Give every entry again, word for word.

-- START OF MATERIAL FOR THE TASK --

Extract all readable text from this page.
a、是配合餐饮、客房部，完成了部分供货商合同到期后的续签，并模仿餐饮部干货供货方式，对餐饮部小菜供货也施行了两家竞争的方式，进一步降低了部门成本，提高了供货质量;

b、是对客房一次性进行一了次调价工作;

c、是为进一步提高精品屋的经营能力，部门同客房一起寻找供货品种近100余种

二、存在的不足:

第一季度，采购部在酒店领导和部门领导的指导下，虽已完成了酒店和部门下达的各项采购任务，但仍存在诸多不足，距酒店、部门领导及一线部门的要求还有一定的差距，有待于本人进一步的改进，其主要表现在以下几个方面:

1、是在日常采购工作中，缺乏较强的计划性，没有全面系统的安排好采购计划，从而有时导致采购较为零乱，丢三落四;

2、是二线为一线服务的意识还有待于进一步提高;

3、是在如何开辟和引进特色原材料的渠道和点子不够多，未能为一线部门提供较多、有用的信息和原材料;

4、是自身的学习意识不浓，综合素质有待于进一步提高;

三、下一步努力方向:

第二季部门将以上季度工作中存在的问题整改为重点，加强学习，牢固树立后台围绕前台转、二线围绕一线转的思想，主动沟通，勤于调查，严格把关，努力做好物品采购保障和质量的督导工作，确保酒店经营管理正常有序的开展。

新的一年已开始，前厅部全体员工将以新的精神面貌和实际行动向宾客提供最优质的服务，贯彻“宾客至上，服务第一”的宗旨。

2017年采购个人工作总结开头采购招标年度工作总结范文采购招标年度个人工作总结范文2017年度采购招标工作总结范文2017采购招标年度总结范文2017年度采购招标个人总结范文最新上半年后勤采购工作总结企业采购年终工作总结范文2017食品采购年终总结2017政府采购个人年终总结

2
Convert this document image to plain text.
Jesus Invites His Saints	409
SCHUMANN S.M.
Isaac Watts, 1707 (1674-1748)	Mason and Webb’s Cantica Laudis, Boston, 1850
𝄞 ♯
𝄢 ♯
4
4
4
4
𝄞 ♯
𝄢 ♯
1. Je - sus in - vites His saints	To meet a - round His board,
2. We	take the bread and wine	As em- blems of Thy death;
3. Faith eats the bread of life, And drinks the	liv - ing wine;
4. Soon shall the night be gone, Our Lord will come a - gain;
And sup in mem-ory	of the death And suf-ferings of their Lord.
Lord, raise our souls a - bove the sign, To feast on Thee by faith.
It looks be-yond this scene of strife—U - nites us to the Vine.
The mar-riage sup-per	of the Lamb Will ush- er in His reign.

-- END OF MATERIAL FOR THE TASK --

> [FINISHED EXERCISE]:
Extract all readable text from this page.
a、是配合餐饮、客房部，完成了部分供货商合同到期后的续签，并模仿餐饮部干货供货方式，对餐饮部小菜供货也施行了两家竞争的方式，进一步降低了部门成本，提高了供货质量;

b、是对客房一次性进行一了次调价工作;

c、是为进一步提高精品屋的经营能力，部门同客房一起寻找供货品种近100余种

二、存在的不足:

第一季度，采购部在酒店领导和部门领导的指导下，虽已完成了酒店和部门下达的各项采购任务，但仍存在诸多不足，距酒店、部门领导及一线部门的要求还有一定的差距，有待于本人进一步的改进，其主要表现在以下几个方面:

1、是在日常采购工作中，缺乏较强的计划性，没有全面系统的安排好采购计划，从而有时导致采购较为零乱，丢三落四;

2、是二线为一线服务的意识还有待于进一步提高;

3、是在如何开辟和引进特色原材料的渠道和点子不够多，未能为一线部门提供较多、有用的信息和原材料;

4、是自身的学习意识不浓，综合素质有待于进一步提高;

三、下一步努力方向:

第二季部门将以上季度工作中存在的问题整改为重点，加强学习，牢固树立后台围绕前台转、二线围绕一线转的思想，主动沟通，勤于调查，严格把关，努力做好物品采购保障和质量的督导工作，确保酒店经营管理正常有序的开展。

新的一年已开始，前厅部全体员工将以新的精神面貌和实际行动向宾客提供最优质的服务，贯彻“宾客至上，服务第一”的宗旨。

2017年采购个人工作总结开头采购招标年度工作总结范文采购招标年度个人工作总结范文2017年度采购招标工作总结范文2017采购招标年度总结范文2017年度采购招标个人总结范文最新上半年后勤采购工作总结企业采购年终工作总结范文2017食品采购年终总结2017政府采购个人年终总结

2
Convert this document image to plain text.
Jesus Invites His Saints	409
SCHUMANN S.M.
Isaac Watts, 1707 (1674-1748)	Mason and Webb’s Cantica Laudis, Boston, 1850
𝄞 ♯
𝄢 ♯
4
4
4
4
𝄞 ♯
𝄢 ♯
1. Je - sus in - vites His saints	To meet a - round His board,
2. We	take the bread and wine	As em- blems of Thy death;
3. Faith eats the bread of life, And drinks the	liv - ing wine;
4. Soon shall the night be gone, Our Lord will come a - gain;
And sup in mem-ory	of the death And suf-ferings of their Lord.
Lord, raise our souls a - bove the sign, To feast on Thee by faith.
It looks be-yond this scene of strife—U - nites us to the Vine.
The mar-riage sup-per	of the Lamb Will ush- er in His reign.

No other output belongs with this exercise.